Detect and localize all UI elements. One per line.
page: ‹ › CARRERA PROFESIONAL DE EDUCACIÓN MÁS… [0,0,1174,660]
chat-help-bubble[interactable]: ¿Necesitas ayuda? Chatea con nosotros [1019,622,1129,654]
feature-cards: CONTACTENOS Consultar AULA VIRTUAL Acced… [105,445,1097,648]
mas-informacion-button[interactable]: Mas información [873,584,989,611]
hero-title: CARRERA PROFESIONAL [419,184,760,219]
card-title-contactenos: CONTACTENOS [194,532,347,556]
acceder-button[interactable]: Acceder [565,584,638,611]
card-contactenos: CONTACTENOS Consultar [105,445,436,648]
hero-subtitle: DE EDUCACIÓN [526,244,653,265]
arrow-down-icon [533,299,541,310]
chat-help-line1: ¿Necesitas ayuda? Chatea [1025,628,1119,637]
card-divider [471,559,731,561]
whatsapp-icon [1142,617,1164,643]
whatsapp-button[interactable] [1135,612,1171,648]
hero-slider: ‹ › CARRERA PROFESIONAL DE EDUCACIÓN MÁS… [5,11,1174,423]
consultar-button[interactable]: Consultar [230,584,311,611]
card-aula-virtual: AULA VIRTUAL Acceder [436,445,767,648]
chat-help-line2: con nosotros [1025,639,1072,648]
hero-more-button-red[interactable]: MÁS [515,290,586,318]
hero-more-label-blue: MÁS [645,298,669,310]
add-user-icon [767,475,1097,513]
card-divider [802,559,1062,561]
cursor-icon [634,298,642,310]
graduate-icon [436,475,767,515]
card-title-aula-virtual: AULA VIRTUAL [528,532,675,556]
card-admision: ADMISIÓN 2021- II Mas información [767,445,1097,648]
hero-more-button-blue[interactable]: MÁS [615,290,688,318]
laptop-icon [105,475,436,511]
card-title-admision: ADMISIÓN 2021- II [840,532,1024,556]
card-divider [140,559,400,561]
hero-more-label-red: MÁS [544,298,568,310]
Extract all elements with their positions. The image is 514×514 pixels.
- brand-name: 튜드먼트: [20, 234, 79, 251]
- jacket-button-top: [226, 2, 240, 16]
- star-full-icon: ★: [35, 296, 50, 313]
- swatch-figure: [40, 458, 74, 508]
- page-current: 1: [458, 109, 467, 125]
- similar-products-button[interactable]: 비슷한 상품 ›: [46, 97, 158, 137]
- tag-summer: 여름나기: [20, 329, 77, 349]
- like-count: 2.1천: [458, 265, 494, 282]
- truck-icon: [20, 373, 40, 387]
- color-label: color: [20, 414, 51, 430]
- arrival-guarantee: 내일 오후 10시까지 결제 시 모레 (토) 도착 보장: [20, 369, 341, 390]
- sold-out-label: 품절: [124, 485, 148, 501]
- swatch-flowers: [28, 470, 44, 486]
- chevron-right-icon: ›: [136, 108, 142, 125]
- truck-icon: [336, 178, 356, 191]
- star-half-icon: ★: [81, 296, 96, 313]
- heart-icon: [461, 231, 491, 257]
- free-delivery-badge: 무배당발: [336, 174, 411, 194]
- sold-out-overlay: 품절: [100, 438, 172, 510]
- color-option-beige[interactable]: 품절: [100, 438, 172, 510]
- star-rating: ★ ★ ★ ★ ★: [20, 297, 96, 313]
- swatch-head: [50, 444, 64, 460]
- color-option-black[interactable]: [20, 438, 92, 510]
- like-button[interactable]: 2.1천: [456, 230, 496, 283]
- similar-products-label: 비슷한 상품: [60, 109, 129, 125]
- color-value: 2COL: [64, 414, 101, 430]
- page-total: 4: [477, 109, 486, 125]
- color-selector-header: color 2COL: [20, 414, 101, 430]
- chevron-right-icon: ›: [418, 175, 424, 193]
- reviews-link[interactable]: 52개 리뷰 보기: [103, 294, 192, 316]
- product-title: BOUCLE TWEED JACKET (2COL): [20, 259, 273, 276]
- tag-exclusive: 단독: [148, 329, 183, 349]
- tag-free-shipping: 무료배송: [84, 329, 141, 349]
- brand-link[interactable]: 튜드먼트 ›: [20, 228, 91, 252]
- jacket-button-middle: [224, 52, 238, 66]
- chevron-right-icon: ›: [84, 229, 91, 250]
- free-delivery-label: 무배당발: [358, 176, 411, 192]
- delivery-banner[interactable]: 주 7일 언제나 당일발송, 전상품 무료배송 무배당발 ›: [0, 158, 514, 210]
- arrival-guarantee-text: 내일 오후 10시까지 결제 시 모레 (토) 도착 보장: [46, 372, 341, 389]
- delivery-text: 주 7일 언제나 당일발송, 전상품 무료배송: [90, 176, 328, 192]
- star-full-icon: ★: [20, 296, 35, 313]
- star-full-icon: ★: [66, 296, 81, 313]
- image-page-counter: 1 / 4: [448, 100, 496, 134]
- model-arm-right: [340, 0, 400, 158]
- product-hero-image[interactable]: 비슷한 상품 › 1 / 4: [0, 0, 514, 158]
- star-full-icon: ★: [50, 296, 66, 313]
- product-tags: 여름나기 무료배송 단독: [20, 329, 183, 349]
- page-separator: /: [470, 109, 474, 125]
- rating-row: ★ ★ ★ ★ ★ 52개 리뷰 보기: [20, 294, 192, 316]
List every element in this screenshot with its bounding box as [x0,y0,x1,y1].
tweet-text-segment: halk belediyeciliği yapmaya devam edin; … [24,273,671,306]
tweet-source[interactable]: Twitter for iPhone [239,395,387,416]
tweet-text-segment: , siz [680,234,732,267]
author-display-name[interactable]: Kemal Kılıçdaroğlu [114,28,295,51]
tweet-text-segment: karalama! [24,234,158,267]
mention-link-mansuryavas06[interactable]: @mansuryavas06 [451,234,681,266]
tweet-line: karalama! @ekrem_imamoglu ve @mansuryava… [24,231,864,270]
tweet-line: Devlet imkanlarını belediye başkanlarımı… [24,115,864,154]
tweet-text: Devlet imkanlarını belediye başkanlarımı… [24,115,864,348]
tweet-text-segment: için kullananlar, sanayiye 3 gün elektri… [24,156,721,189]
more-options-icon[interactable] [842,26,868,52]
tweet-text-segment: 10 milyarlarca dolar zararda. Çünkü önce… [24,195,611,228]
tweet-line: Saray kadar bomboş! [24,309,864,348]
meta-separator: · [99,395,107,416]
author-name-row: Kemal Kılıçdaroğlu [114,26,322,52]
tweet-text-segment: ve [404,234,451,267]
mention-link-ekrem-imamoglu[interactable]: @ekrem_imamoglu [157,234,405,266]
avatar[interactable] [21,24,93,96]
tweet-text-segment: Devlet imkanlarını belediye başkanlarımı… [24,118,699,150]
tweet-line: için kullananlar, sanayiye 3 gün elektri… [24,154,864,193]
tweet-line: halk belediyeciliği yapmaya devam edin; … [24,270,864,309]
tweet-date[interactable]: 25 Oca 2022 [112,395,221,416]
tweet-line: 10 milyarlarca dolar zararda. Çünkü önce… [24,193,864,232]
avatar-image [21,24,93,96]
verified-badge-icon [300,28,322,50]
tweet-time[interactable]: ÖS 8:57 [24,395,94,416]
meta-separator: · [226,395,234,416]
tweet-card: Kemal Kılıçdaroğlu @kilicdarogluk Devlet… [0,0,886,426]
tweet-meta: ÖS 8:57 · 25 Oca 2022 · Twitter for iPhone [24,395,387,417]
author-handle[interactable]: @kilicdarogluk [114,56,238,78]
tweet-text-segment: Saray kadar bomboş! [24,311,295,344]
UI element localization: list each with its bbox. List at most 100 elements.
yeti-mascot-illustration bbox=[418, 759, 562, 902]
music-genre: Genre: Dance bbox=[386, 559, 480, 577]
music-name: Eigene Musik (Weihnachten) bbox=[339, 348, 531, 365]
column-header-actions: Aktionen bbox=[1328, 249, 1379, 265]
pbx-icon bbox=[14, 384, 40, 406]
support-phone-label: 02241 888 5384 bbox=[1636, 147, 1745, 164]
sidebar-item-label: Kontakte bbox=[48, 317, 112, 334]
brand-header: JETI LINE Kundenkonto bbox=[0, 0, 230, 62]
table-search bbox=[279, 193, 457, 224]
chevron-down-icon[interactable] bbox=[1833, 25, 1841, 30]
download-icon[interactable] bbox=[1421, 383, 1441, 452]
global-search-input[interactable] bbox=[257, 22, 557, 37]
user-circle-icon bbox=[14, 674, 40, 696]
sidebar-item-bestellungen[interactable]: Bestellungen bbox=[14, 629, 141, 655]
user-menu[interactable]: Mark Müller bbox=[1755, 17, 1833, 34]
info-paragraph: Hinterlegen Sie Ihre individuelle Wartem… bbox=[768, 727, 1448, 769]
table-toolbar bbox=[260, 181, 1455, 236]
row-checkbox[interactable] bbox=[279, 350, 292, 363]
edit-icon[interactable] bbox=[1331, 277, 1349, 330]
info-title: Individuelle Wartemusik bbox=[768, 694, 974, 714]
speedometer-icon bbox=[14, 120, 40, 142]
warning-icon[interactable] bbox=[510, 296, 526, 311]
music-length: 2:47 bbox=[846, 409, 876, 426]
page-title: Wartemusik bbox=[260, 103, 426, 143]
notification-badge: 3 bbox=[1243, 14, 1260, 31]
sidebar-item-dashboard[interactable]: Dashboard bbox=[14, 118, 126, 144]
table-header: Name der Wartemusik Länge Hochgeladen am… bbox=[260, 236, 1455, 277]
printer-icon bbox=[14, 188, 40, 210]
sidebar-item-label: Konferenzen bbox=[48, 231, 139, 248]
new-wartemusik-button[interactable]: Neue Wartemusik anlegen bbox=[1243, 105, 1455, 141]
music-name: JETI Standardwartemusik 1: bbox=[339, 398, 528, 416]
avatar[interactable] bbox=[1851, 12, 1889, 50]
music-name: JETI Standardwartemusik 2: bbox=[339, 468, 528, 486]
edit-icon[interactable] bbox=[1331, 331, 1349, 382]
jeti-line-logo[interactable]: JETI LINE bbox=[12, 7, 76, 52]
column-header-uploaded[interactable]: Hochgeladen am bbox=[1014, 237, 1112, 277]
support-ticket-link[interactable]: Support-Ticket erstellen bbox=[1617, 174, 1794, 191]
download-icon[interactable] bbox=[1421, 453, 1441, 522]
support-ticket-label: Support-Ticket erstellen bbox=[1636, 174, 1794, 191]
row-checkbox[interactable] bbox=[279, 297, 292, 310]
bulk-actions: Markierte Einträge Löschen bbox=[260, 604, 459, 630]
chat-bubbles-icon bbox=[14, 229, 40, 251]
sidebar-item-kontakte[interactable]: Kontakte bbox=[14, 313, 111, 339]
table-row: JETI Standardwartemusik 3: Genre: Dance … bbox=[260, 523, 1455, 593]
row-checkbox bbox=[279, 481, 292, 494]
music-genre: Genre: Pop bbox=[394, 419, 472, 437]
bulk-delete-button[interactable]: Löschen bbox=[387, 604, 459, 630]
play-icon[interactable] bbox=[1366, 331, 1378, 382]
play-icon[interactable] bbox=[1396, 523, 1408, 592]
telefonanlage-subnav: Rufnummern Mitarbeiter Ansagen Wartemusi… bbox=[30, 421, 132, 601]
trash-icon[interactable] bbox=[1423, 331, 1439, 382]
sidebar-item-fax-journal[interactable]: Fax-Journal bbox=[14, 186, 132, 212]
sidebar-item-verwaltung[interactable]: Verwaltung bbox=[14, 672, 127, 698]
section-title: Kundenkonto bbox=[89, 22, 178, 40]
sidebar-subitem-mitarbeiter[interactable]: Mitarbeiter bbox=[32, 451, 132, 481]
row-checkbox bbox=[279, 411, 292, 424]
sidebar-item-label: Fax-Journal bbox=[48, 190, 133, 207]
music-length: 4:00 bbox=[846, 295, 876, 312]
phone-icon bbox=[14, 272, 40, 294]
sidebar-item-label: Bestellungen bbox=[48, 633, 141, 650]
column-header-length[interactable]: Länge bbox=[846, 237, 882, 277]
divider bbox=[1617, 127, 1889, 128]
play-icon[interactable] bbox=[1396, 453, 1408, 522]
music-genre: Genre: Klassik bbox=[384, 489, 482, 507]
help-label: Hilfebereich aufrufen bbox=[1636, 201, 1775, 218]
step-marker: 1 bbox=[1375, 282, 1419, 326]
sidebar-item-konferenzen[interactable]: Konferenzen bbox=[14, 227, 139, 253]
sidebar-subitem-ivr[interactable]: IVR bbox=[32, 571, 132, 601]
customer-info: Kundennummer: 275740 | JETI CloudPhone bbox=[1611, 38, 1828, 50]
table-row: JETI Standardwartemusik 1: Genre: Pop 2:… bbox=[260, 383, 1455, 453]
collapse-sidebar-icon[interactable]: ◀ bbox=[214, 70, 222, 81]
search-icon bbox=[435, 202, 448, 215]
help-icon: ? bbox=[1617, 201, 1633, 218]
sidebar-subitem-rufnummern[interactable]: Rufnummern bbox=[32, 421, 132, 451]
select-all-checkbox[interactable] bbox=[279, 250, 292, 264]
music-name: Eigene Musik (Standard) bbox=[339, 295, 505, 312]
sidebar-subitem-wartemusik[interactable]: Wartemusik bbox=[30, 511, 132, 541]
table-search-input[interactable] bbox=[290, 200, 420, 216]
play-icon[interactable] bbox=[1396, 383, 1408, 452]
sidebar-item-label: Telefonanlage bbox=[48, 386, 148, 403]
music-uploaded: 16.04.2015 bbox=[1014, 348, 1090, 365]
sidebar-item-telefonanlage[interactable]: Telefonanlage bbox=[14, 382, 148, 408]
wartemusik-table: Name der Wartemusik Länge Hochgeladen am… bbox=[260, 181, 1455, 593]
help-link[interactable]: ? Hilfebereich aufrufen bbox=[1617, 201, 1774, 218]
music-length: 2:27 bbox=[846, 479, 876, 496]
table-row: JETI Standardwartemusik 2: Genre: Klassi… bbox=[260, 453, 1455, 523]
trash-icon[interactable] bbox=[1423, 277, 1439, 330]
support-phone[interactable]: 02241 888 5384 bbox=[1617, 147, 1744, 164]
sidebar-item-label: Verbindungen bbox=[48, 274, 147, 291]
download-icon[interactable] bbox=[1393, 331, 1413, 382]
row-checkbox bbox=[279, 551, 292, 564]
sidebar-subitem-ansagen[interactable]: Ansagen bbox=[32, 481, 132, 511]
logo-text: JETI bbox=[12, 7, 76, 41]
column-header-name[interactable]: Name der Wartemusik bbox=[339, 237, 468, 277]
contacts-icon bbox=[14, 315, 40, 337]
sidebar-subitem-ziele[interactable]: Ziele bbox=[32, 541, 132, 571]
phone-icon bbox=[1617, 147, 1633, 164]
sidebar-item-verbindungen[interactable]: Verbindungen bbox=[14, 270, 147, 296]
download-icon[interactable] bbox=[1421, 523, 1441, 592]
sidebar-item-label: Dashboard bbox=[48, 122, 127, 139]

━━━━━━━━━━

Exercise prompt
Rewrite the material from its first line through the line holding "hero-title: CARRERA PROFESIONAL", inclusive, with "interactable" changed to "clickable" and all else left as is.

Response below
Detect and localize all UI elements. One per line.
page: ‹ › CARRERA PROFESIONAL DE EDUCACIÓN MÁS… [0,0,1174,660]
chat-help-bubble[clickable]: ¿Necesitas ayuda? Chatea con nosotros [1019,622,1129,654]
feature-cards: CONTACTENOS Consultar AULA VIRTUAL Acced… [105,445,1097,648]
mas-informacion-button[clickable]: Mas información [873,584,989,611]
hero-title: CARRERA PROFESIONAL [419,184,760,219]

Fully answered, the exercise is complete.